Abgeordneter Dr. EINEM (S) merkte zunächst an, dass der Post-Nizza-Prozess eine Zweidrittel-Mehrheit im Nationalrat brauche, und forderte die Außenministerin daher zu Gesprächen auch mit der Opposition auf.

Den Schwerpunkt seiner Ausführungen legte Abgeordneter Einem auf die geplante Interessengemeinschaft mit den MOEL-Ländern. Er hätte sich konkretere Auskünfte über dieses Konzept gewünscht, da auch die SPÖ für eine gleichberechtigte Partnerschaft mit den Erweiterungsländern eintrete. Sie unterstützt die wirtschaftliche Entwicklung in den Erweiterungsländern, weil dies die beste Voraussetzung gegen die Befürchtung sei, es könnten zu viele Menschen aus diesen Ländern zu uns kommen, um hier zu arbeiten. Er halte es aber nicht für angebracht, mit diesen Ländern wie mit Entwicklungsländern zu sprechen, "denen wir vorschreiben, wie sie sich zu verhalten haben". Außerdem vermisste Einem in dieser Frage eine einheitliche Haltung der Regierung.

In der Frage der Vergangenheit sei die SPÖ dafür, sie aufzuarbeiten und Vertreibungen der Zivilbevölkerung als Unrecht zu betrachten. "Wir wollen die Geschichte nicht umkehren, aber Probleme lösen, die aus der Geschichte übrig geblieben sind".

**Aufgabenstellung:** Führen Sie den obigen Bericht über die Wortmeldung des Abgeordneten Einem zur EU-Erweiterung nach seinem letzten Satz weiter.

**Bereitgestellte Einträge:**

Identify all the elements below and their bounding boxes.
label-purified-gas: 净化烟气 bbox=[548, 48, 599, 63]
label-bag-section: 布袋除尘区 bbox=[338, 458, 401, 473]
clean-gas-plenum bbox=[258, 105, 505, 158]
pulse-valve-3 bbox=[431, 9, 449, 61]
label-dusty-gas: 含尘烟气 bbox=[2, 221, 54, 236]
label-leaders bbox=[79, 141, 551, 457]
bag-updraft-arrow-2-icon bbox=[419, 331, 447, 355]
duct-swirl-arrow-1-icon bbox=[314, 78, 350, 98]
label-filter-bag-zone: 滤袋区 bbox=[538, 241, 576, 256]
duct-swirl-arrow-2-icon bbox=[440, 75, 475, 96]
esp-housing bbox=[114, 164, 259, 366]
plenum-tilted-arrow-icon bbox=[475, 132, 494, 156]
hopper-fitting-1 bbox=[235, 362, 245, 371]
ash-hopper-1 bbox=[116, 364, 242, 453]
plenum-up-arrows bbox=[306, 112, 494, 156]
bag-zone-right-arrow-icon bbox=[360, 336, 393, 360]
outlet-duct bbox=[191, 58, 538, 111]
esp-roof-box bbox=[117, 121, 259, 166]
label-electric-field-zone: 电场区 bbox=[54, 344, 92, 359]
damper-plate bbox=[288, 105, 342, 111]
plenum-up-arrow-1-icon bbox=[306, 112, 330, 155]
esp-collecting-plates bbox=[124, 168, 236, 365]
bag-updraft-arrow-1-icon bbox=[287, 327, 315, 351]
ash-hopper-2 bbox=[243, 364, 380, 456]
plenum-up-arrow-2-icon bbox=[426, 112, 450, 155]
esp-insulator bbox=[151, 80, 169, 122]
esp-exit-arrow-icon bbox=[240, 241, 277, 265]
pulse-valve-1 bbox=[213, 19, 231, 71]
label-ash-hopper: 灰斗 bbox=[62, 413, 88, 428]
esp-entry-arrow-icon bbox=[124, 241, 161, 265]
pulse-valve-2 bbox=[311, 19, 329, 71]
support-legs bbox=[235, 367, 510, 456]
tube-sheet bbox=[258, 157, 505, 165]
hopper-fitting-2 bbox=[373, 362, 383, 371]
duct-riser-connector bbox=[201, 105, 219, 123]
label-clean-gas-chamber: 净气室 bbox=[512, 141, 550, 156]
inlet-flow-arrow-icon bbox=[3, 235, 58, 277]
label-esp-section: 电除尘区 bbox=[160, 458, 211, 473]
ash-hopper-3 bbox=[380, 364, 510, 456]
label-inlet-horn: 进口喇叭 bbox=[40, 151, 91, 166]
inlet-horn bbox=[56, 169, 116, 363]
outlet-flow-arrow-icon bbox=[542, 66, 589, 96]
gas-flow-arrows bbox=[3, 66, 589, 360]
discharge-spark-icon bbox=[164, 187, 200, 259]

==

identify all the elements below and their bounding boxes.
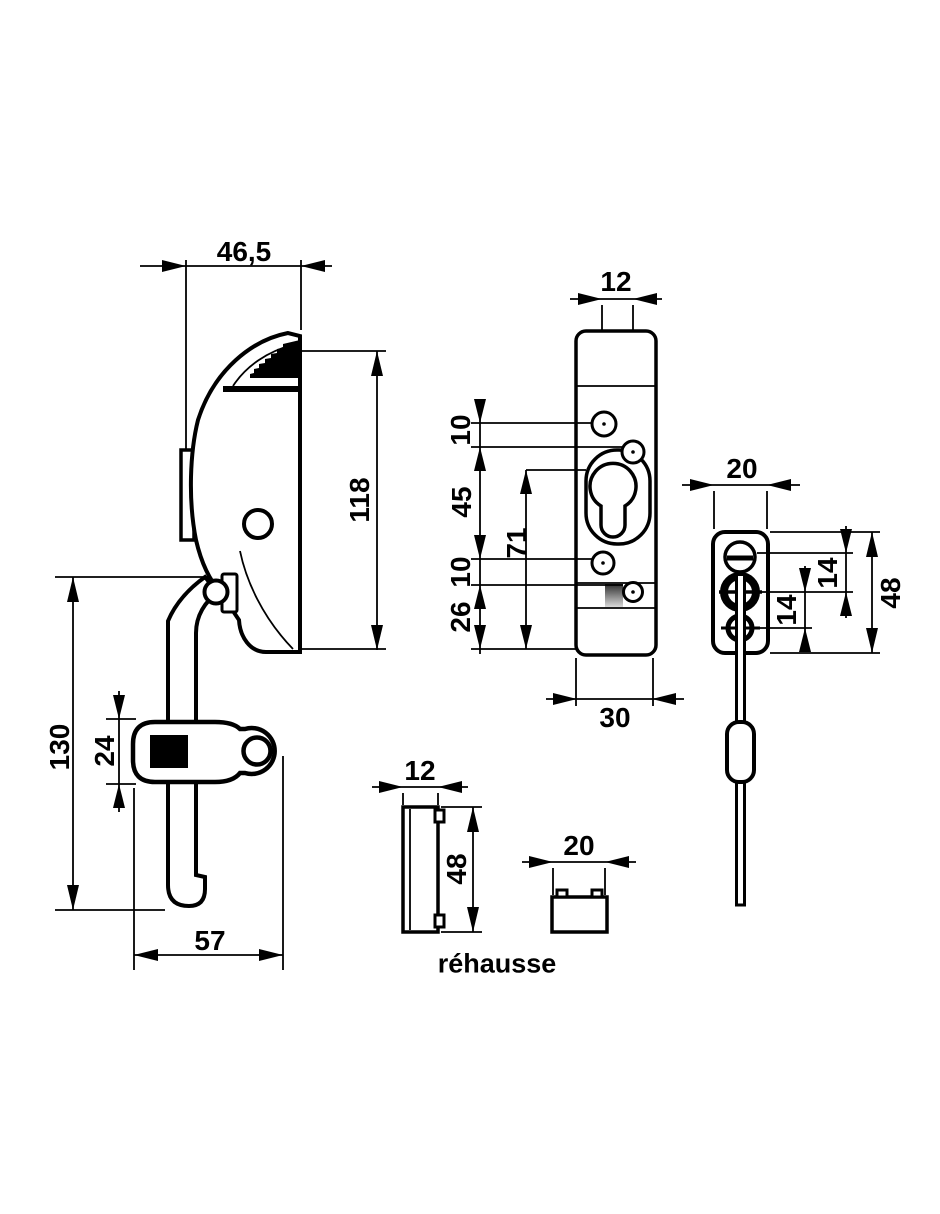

* * *

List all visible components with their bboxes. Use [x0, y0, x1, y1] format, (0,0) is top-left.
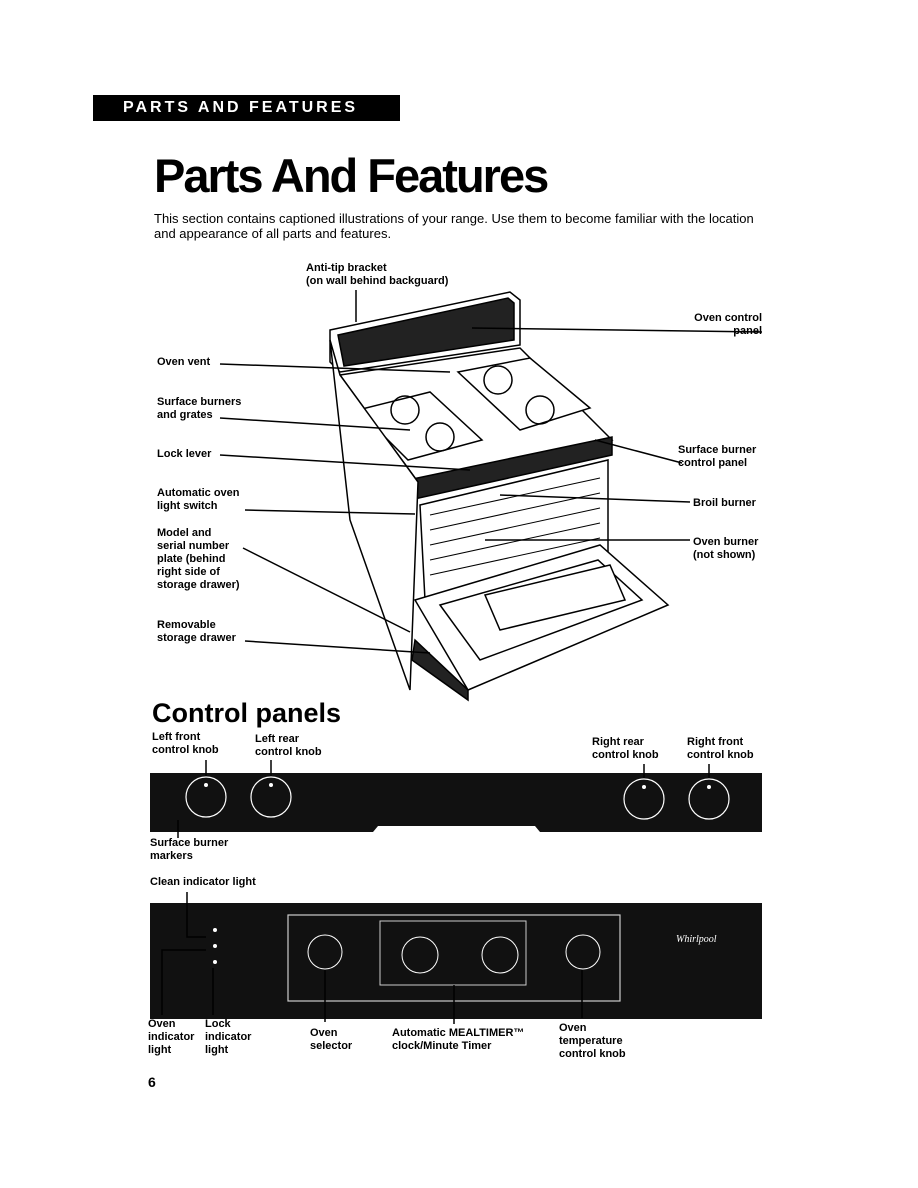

**Endgültige Antwort:**
Im bilateralen Bereich sagte Einem der Ministerin Unterstützung zu, fragte sich aber beim Konzept "Strategische Partnerschaft", welche Länder hier ausgeschlossen werden sollen, was jene Länder denken sollen, die nicht besondere Partner Österreichs sein sollen, und ob dies nicht auch Nachteile für Österreich haben könnte. Einem schlug vor, auf große Worte zu verzichten und warnte davor, mit der Strategischen Partnerschaft auf die schlechte Behandlung Österreichs durch den Westen zu reagieren.

Abgeordneter JUNG (F) wollte Junktimierungen bei der EU-Erweiterung nicht ausgeschlossen sehen, wenn etwa die tschechische Regierung beim Thema Temelin auf österreichische Interessen nicht eingehe. Dasselbe gelte für ihn bei den Avnoj-Bestimmungen und den Benes-Dekreten. Für die FPÖ gäbe es keine Zustimmung zu einer EU-Aufnahme für Länder, die sich von diesen Bestimmungen nicht getrennt haben. Jung sah die Historikerdebatte aber in die richtige Richtung gehen und sprach die Hoffnung auf Fortschritte in dieser Frage aus.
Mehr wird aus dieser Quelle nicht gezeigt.